--- Records for processing ---

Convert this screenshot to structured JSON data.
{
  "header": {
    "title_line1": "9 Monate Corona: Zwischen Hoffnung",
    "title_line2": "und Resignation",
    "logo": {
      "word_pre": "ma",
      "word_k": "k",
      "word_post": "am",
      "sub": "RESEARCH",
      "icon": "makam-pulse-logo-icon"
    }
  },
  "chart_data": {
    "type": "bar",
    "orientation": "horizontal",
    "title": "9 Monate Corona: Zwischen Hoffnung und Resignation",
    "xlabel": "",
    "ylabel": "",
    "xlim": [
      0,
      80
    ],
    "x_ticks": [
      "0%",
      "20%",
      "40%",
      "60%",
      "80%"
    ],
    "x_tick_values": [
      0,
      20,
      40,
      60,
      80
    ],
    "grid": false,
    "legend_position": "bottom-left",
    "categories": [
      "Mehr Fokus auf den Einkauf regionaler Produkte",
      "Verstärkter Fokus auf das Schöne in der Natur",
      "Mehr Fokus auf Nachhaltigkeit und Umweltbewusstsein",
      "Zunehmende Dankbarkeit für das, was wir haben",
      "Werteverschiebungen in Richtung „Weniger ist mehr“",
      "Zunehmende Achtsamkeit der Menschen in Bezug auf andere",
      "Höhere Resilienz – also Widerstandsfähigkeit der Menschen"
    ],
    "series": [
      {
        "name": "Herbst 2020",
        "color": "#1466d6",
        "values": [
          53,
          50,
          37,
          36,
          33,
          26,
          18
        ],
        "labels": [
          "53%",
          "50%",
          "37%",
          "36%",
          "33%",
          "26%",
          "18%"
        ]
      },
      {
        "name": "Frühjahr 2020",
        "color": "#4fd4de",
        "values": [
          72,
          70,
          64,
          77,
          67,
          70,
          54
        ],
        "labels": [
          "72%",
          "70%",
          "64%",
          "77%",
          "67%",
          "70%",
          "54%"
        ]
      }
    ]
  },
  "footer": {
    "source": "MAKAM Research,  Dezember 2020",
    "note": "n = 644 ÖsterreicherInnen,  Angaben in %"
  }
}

---

### What is needed
Filter the records, keeping only lines that contain "Zwischen", and show those lines.

### Result of the exercise
    "title_line1": "9 Monate Corona: Zwischen Hoffnung",
    "title": "9 Monate Corona: Zwischen Hoffnung und Resignation",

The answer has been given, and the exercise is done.